# Short exercise
Reproduce verbatim only the lines from the one containing "What's the underlying" through the last line below, both included.

# Items
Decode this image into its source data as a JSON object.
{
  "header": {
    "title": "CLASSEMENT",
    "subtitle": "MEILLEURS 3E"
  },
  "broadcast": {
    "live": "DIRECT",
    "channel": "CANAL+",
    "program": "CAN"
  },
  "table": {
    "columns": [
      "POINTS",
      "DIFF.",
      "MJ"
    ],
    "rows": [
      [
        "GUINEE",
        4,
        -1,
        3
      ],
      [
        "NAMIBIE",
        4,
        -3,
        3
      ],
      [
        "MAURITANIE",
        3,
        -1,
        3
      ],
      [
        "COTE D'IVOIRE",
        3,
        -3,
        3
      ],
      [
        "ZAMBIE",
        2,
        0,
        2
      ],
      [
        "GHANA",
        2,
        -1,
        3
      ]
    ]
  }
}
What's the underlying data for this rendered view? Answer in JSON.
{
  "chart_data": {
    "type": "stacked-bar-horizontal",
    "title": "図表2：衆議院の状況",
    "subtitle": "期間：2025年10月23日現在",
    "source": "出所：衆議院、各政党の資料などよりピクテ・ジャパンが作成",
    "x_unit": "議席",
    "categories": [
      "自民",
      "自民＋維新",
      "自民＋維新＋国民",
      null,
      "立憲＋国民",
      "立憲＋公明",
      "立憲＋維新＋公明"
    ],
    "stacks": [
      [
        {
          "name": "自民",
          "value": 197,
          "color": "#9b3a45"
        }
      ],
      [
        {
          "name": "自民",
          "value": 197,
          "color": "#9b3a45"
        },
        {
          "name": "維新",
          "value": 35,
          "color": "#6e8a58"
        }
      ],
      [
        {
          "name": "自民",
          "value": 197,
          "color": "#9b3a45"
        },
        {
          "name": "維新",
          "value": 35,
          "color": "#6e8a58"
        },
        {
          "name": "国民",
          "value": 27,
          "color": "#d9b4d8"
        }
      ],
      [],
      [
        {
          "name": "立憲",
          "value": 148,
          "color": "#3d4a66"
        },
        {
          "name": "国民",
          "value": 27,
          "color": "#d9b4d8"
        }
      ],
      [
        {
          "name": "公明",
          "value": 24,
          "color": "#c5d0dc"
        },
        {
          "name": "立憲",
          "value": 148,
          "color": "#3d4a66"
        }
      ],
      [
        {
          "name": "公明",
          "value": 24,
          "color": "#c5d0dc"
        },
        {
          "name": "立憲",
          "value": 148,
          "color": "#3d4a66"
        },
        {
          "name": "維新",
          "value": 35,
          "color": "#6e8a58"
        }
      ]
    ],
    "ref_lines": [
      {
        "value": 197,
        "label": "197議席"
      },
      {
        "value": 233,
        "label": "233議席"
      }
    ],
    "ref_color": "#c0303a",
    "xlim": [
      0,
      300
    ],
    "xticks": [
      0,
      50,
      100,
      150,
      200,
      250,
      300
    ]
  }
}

# Task result
What's the underlying data for this rendered view? Answer in JSON.
{
  "chart_data": {
    "type": "stacked-bar-horizontal",
    "title": "図表2：衆議院の状況",
    "subtitle": "期間：2025年10月23日現在",
    "source": "出所：衆議院、各政党の資料などよりピクテ・ジャパンが作成",
    "x_unit": "議席",
    "categories": [
      "自民",
      "自民＋維新",
      "自民＋維新＋国民",
      null,
      "立憲＋国民",
      "立憲＋公明",
      "立憲＋維新＋公明"
    ],
    "stacks": [
      [
        {
          "name": "自民",
          "value": 197,
          "color": "#9b3a45"
        }
      ],
      [
        {
          "name": "自民",
          "value": 197,
          "color": "#9b3a45"
        },
        {
          "name": "維新",
          "value": 35,
          "color": "#6e8a58"
        }
      ],
      [
        {
          "name": "自民",
          "value": 197,
          "color": "#9b3a45"
        },
        {
          "name": "維新",
          "value": 35,
          "color": "#6e8a58"
        },
        {
          "name": "国民",
          "value": 27,
          "color": "#d9b4d8"
        }
      ],
      [],
      [
        {
          "name": "立憲",
          "value": 148,
          "color": "#3d4a66"
        },
        {
          "name": "国民",
          "value": 27,
          "color": "#d9b4d8"
        }
      ],
      [
        {
          "name": "公明",
          "value": 24,
          "color": "#c5d0dc"
        },
        {
          "name": "立憲",
          "value": 148,
          "color": "#3d4a66"
        }
      ],
      [
        {
          "name": "公明",
          "value": 24,
          "color": "#c5d0dc"
        },
        {
          "name": "立憲",
          "value": 148,
          "color": "#3d4a66"
        },
        {
          "name": "維新",
          "value": 35,
          "color": "#6e8a58"
        }
      ]
    ],
    "ref_lines": [
      {
        "value": 197,
        "label": "197議席"
      },
      {
        "value": 233,
        "label": "233議席"
      }
    ],
    "ref_color": "#c0303a",
    "xlim": [
      0,
      300
    ],
    "xticks": [
      0,
      50,
      100,
      150,
      200,
      250,
      300
    ]
  }
}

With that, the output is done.